Dataset items
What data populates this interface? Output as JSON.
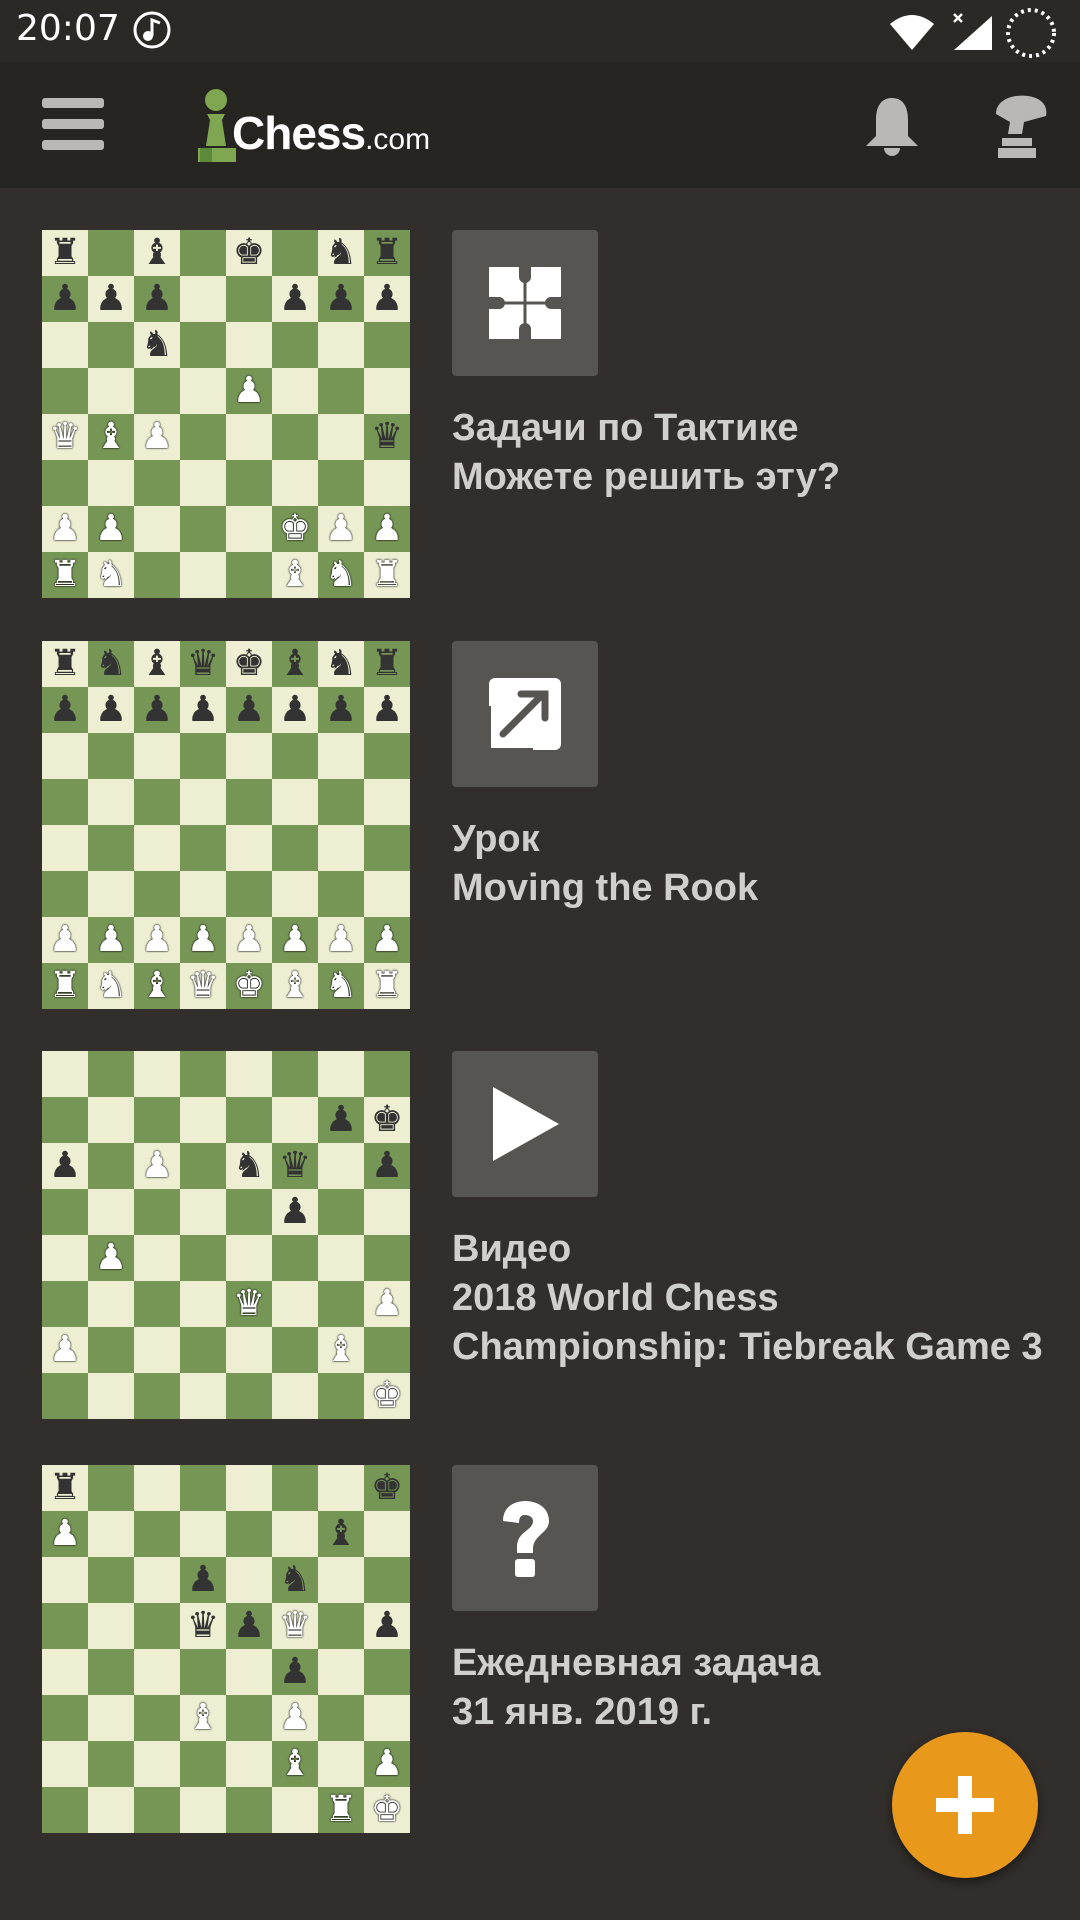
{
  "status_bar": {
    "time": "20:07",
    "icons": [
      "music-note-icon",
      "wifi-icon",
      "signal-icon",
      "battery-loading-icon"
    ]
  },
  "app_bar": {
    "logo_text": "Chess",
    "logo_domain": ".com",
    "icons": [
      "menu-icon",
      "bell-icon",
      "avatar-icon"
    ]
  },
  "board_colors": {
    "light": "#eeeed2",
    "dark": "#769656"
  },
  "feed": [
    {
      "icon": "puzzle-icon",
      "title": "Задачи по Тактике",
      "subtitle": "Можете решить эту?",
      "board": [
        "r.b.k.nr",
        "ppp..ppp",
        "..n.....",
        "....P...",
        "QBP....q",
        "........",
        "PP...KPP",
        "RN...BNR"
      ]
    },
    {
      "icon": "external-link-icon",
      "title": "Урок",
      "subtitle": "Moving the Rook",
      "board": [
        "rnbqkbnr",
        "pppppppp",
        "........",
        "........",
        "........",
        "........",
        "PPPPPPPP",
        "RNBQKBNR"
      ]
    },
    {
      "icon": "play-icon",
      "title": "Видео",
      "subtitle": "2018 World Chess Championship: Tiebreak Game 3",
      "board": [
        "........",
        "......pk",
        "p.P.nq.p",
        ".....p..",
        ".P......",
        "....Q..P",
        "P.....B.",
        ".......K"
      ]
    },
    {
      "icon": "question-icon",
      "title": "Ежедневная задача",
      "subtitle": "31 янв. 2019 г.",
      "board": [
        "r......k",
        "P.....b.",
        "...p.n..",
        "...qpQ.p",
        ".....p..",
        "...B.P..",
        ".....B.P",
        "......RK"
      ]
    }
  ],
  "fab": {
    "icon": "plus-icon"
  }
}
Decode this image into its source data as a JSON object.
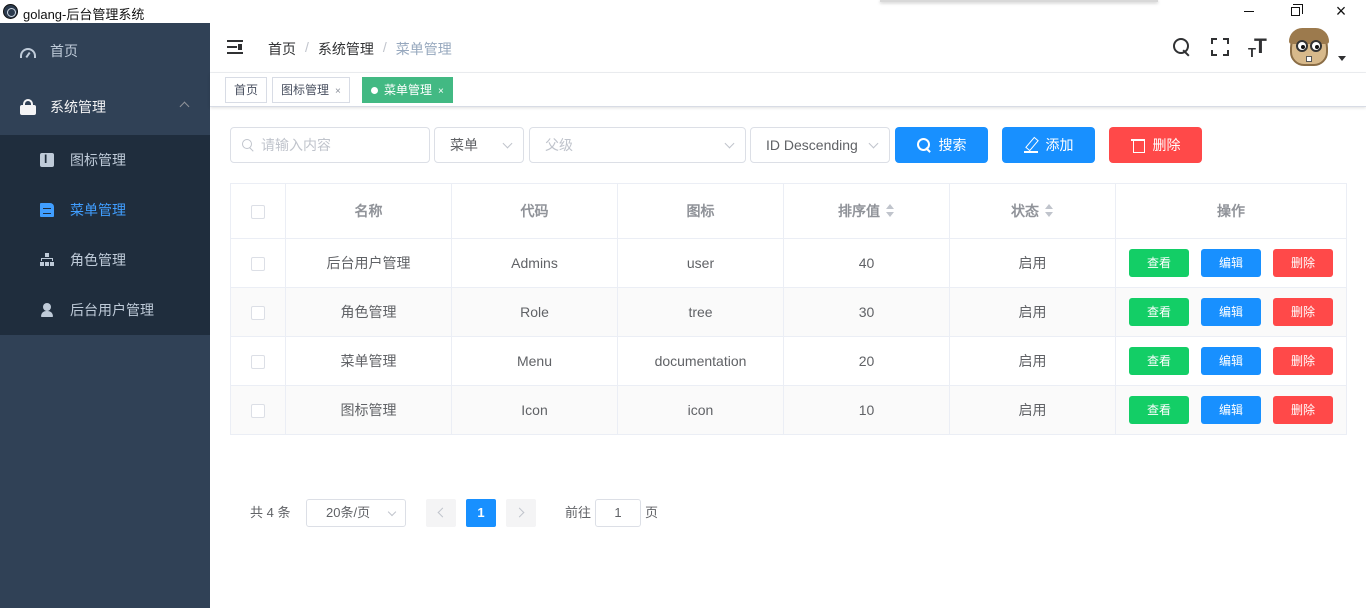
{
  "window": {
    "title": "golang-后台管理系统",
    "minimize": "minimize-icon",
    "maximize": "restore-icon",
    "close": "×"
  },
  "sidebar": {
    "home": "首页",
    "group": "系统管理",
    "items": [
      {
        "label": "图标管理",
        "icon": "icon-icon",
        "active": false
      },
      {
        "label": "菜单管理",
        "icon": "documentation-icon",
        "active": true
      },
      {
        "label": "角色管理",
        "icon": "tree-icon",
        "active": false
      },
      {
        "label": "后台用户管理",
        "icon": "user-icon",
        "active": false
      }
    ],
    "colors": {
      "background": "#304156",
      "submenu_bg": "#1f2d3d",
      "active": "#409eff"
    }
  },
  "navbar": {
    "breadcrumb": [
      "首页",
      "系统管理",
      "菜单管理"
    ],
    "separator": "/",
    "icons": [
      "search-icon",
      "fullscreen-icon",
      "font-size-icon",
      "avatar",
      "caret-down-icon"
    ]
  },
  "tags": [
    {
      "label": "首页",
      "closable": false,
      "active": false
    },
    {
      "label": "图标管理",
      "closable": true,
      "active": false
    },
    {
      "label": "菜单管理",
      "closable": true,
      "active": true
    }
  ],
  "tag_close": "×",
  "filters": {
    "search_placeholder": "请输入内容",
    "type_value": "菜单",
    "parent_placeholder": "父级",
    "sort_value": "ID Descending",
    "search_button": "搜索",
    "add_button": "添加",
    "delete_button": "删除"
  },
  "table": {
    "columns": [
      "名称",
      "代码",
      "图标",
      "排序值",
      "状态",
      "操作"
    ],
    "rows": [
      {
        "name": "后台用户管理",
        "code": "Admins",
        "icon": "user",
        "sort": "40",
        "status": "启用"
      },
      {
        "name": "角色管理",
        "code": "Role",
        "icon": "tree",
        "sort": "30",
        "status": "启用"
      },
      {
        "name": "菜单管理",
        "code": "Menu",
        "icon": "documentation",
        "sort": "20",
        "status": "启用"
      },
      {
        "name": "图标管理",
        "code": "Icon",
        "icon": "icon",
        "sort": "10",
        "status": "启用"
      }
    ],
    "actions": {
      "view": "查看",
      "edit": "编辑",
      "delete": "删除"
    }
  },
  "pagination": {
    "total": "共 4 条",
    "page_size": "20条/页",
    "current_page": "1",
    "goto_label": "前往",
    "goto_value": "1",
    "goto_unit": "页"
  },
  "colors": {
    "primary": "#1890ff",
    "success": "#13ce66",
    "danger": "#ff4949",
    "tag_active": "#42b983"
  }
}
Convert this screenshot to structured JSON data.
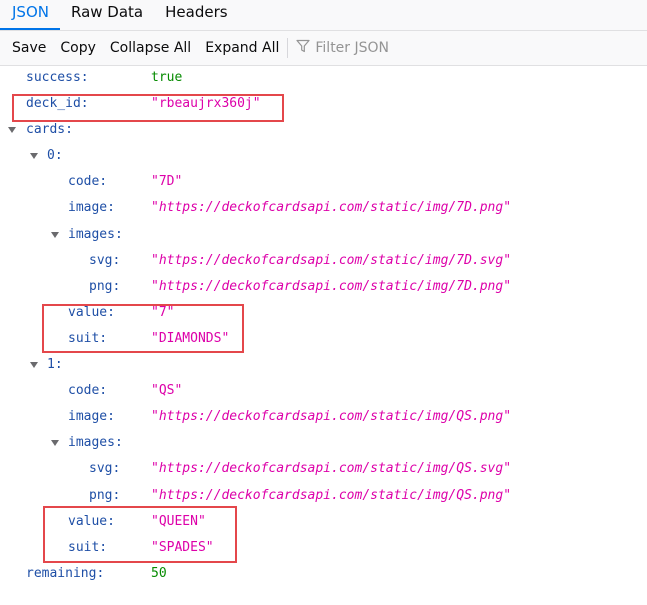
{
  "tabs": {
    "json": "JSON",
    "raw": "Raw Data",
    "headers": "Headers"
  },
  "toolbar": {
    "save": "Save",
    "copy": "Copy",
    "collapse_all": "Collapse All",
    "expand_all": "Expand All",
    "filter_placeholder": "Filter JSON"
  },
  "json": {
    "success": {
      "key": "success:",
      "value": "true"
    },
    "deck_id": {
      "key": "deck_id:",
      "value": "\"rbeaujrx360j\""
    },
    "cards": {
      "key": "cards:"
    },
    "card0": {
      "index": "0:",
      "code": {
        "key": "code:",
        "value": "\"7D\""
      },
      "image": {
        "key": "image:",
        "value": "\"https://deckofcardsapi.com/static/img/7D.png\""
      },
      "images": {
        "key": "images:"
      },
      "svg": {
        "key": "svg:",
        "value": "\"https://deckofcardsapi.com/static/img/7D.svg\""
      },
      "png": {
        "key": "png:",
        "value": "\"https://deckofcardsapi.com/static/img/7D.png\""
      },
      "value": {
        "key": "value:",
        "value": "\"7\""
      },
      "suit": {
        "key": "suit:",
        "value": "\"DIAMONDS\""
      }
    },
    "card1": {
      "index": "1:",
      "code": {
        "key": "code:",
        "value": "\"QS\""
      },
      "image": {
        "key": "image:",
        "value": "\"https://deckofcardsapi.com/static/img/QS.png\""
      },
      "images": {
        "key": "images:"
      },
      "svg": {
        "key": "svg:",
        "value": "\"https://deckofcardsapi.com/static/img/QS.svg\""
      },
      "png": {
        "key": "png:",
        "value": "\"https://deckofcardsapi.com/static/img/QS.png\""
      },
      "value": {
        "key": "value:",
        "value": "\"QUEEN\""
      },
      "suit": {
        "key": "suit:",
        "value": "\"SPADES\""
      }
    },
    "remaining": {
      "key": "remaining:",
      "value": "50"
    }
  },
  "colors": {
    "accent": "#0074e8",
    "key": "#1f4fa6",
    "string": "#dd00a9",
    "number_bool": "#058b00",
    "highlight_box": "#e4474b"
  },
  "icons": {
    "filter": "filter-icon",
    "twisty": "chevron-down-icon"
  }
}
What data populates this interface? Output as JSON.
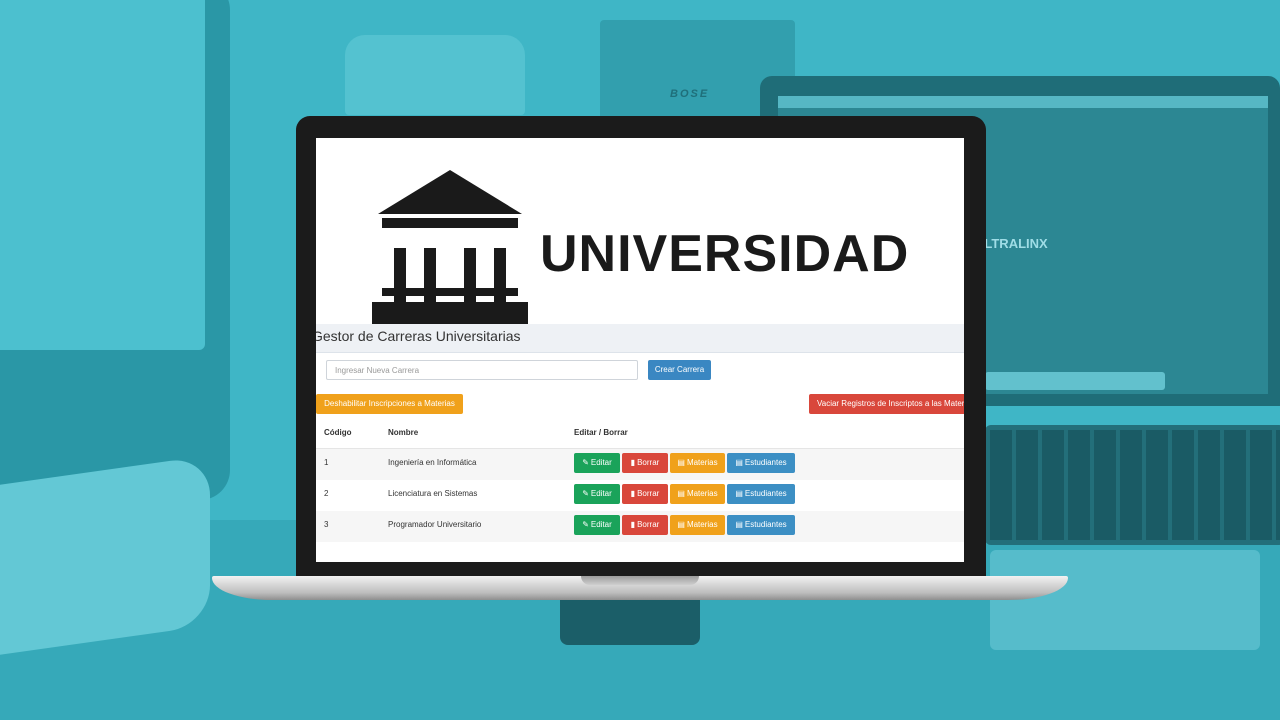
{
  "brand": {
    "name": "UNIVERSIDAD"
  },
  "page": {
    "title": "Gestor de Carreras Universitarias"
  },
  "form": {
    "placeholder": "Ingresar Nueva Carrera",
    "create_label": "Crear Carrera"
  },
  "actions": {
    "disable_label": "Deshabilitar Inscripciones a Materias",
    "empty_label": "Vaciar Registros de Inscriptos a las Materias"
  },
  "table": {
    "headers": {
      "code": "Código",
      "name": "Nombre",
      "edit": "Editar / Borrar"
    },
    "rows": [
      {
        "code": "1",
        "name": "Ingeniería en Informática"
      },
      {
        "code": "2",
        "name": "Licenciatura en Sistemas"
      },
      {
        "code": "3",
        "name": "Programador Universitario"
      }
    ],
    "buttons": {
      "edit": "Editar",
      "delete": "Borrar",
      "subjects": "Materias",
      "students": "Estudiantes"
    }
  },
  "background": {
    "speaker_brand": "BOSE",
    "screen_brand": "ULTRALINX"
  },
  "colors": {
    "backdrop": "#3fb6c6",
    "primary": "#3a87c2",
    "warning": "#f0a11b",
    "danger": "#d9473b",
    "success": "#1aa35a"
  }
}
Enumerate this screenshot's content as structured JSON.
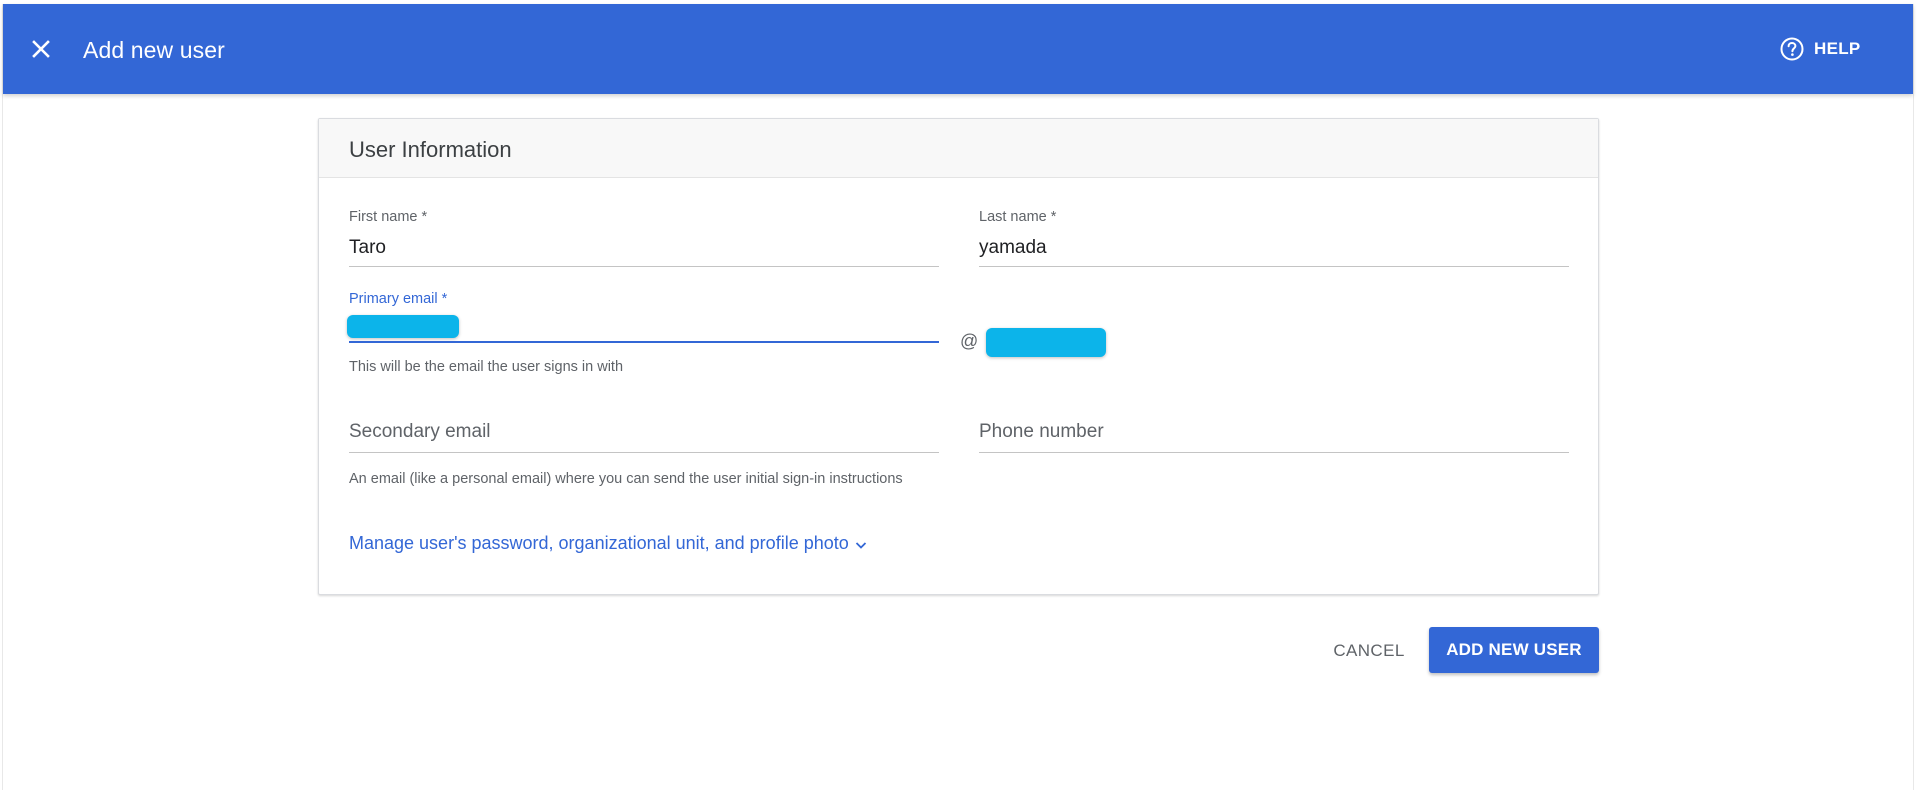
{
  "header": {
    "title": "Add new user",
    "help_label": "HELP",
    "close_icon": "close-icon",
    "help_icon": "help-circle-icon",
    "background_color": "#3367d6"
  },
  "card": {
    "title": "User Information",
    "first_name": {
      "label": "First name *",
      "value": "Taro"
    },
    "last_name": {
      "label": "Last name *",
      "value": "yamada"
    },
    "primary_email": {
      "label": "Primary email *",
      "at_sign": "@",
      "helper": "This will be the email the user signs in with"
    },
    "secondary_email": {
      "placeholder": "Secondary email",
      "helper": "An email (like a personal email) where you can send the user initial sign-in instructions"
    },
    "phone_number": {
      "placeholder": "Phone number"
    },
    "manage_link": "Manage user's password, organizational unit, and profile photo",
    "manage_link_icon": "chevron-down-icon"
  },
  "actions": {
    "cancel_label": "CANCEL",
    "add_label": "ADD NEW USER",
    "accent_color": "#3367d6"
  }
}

Prompt
Output exactly the lines from the one containing "Enumerate this screenshot's" through the last line of the records above, both included, leaving out any pictures.

Exercise output
Enumerate this screenshot's content as structured JSON.
{
  "header": {
    "title": "Add new user",
    "help_label": "HELP",
    "close_icon": "close-icon",
    "help_icon": "help-circle-icon",
    "background_color": "#3367d6"
  },
  "card": {
    "title": "User Information",
    "first_name": {
      "label": "First name *",
      "value": "Taro"
    },
    "last_name": {
      "label": "Last name *",
      "value": "yamada"
    },
    "primary_email": {
      "label": "Primary email *",
      "at_sign": "@",
      "helper": "This will be the email the user signs in with"
    },
    "secondary_email": {
      "placeholder": "Secondary email",
      "helper": "An email (like a personal email) where you can send the user initial sign-in instructions"
    },
    "phone_number": {
      "placeholder": "Phone number"
    },
    "manage_link": "Manage user's password, organizational unit, and profile photo",
    "manage_link_icon": "chevron-down-icon"
  },
  "actions": {
    "cancel_label": "CANCEL",
    "add_label": "ADD NEW USER",
    "accent_color": "#3367d6"
  }
}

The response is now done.